* BEGIN *

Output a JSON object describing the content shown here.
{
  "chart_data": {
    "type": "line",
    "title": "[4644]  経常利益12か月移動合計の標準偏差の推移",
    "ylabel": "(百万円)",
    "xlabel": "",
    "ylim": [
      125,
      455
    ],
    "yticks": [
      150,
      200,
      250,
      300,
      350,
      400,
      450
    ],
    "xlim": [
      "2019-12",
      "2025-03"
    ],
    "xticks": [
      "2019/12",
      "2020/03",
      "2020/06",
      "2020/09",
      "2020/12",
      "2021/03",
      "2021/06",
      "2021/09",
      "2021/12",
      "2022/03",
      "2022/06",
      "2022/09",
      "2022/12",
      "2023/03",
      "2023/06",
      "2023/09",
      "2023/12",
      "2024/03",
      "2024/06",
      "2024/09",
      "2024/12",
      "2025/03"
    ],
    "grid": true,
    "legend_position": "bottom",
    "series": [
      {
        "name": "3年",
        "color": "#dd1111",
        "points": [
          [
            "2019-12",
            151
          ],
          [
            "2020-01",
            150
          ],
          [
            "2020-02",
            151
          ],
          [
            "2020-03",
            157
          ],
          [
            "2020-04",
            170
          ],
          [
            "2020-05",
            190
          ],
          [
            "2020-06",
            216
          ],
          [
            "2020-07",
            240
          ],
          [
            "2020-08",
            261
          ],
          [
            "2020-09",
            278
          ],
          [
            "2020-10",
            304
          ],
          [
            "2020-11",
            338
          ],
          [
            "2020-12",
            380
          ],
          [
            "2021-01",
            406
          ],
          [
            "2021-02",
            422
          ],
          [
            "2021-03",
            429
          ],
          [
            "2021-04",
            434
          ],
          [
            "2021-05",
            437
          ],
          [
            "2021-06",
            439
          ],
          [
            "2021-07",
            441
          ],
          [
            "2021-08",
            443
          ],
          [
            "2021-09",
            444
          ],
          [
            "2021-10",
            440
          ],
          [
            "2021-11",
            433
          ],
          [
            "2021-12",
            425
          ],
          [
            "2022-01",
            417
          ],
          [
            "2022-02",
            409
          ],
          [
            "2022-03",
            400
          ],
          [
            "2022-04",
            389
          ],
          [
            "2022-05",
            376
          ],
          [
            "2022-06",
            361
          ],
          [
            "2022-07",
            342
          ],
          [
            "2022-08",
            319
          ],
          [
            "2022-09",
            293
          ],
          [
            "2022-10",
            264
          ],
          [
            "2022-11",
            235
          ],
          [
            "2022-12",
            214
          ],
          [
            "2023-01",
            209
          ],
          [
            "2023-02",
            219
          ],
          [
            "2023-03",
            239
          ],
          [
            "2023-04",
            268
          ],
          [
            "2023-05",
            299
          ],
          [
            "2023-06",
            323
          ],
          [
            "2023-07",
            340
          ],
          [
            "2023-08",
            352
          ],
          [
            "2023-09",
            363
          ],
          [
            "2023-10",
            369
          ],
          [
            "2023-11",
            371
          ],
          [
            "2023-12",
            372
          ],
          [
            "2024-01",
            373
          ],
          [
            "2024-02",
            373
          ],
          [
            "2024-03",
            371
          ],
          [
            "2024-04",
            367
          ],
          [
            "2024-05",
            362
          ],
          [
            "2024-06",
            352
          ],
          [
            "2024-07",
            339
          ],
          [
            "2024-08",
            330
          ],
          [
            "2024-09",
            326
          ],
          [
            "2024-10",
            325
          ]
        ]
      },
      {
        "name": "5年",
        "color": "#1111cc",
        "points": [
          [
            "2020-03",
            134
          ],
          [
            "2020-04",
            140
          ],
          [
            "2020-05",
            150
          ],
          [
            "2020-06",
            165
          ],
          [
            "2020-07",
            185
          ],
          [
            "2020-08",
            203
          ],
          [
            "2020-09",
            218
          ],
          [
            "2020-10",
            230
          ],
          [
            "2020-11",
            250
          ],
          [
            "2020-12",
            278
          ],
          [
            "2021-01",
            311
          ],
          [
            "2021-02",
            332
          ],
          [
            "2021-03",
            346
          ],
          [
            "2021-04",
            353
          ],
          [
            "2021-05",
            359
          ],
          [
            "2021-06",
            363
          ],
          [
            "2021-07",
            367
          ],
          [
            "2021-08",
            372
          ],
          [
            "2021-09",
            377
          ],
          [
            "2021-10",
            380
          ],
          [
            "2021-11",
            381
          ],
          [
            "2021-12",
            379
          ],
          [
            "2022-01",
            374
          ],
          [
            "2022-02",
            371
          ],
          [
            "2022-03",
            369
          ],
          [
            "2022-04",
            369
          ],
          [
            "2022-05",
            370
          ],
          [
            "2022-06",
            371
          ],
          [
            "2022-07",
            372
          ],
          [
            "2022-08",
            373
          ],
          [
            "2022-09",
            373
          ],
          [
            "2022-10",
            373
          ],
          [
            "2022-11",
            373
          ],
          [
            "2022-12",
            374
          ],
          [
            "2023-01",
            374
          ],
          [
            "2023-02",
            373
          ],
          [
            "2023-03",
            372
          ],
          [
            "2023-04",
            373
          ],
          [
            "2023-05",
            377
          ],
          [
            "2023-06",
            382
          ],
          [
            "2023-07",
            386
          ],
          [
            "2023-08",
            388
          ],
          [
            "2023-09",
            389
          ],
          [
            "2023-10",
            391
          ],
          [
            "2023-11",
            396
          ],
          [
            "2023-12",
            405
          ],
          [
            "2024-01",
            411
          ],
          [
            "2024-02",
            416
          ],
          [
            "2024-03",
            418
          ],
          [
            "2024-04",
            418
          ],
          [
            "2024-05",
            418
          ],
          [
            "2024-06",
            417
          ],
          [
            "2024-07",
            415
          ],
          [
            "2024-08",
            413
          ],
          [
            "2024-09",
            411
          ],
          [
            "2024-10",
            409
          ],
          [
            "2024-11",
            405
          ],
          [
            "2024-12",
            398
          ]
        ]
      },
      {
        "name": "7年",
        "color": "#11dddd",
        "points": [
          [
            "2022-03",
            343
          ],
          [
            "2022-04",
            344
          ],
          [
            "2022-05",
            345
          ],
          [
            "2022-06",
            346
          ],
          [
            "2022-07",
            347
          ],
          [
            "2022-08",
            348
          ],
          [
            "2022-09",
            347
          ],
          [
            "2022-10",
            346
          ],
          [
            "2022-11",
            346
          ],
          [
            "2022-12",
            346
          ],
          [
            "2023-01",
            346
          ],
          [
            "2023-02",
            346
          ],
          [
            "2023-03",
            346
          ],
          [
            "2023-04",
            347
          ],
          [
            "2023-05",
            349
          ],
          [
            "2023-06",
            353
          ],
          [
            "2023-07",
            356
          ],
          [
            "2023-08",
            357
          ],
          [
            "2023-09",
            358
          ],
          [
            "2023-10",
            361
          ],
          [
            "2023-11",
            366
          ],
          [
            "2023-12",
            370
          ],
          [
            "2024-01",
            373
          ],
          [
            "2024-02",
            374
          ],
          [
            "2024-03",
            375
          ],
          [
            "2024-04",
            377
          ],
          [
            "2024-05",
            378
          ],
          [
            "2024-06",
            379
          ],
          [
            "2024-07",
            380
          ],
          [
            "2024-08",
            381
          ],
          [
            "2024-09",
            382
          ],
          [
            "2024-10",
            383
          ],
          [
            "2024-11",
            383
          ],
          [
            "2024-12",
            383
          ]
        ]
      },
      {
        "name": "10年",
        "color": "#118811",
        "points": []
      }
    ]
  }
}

* END *

Written request =>
Pull out every line of the records that includes the string "color".

Expected output =>
        "color": "#dd1111",
        "color": "#1111cc",
        "color": "#11dddd",
        "color": "#118811",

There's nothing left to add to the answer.